Copy out the data below word for word, from start to finish. Omit the pictures.

─── Supplied data ───

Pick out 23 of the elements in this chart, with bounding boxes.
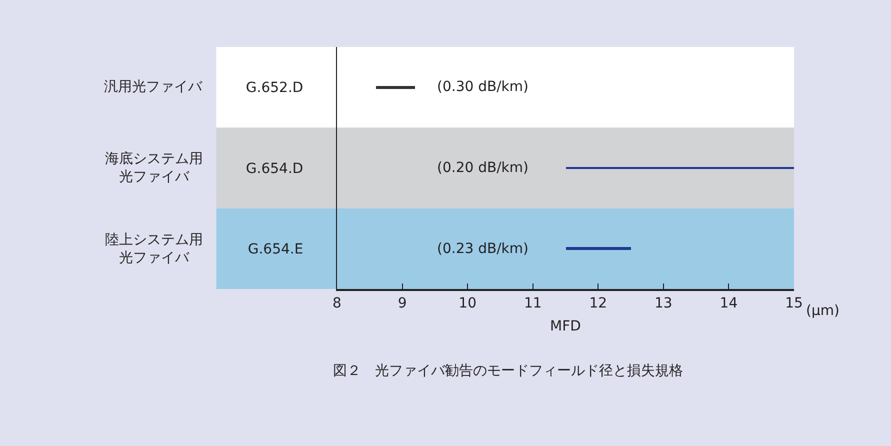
x-tick-label: 13 [654,296,672,312]
y-tick-label: G.652.D [246,80,304,96]
x-tick-label: 15 [785,296,803,312]
text: 図２ 光ファイバ勧告のモードフィールド径と損失規格 [333,363,683,379]
x-tick-label: 11 [524,296,542,312]
annotation: (0.30 dB/km) [437,79,528,95]
text: (μm) [806,303,840,319]
y2-tick-label: 陸上システム用光ファイバ [105,232,203,266]
x-tick-label: 8 [332,296,342,312]
annotation: (0.23 dB/km) [437,241,528,257]
y-tick-label: G.654.E [248,242,304,258]
bar [566,247,631,250]
x-tick-label: 10 [458,296,476,312]
y2-tick-label: 海底システム用光ファイバ [105,151,203,186]
x-tick-label: 12 [589,296,608,312]
x-tick-label: 14 [720,296,738,312]
y-tick-label: G.654.D [246,160,304,177]
bar [376,86,415,89]
y2-tick-label: 汎用光ファイバ [104,79,203,95]
x-tick-label: 9 [398,296,407,312]
annotation: (0.20 dB/km) [437,160,528,176]
x-axis-title: MFD [550,318,581,334]
bar [566,167,794,169]
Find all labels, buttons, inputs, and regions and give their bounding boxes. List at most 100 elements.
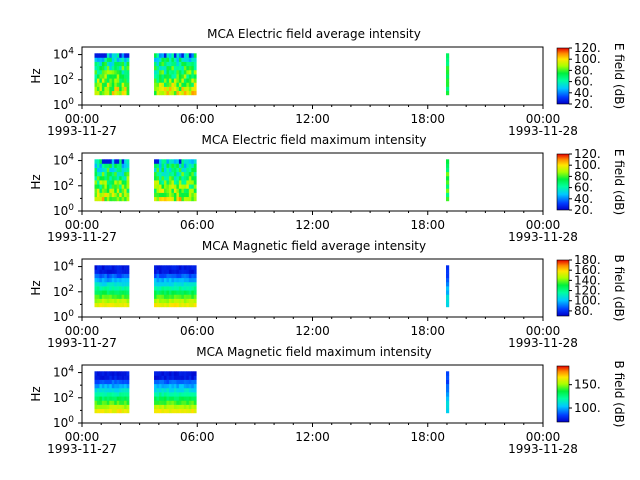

───

The reply:
Pick out 23 of the elements in this chart, with bounding boxes.
x-tick-label: 13 [654,296,672,312]
y-tick-label: G.652.D [246,80,304,96]
x-tick-label: 15 [785,296,803,312]
text: 図２ 光ファイバ勧告のモードフィールド径と損失規格 [333,363,683,379]
x-tick-label: 11 [524,296,542,312]
annotation: (0.30 dB/km) [437,79,528,95]
text: (μm) [806,303,840,319]
y2-tick-label: 陸上システム用光ファイバ [105,232,203,266]
x-tick-label: 8 [332,296,342,312]
annotation: (0.23 dB/km) [437,241,528,257]
y-tick-label: G.654.E [248,242,304,258]
bar [566,247,631,250]
x-tick-label: 10 [458,296,476,312]
y2-tick-label: 海底システム用光ファイバ [105,151,203,186]
x-tick-label: 12 [589,296,608,312]
x-tick-label: 14 [720,296,738,312]
y-tick-label: G.654.D [246,160,304,177]
bar [376,86,415,89]
y2-tick-label: 汎用光ファイバ [104,79,203,95]
x-tick-label: 9 [398,296,407,312]
annotation: (0.20 dB/km) [437,160,528,176]
x-axis-title: MFD [550,318,581,334]
bar [566,167,794,169]
Find all labels, buttons, inputs, and regions and give their bounding boxes. List at most 100 elements.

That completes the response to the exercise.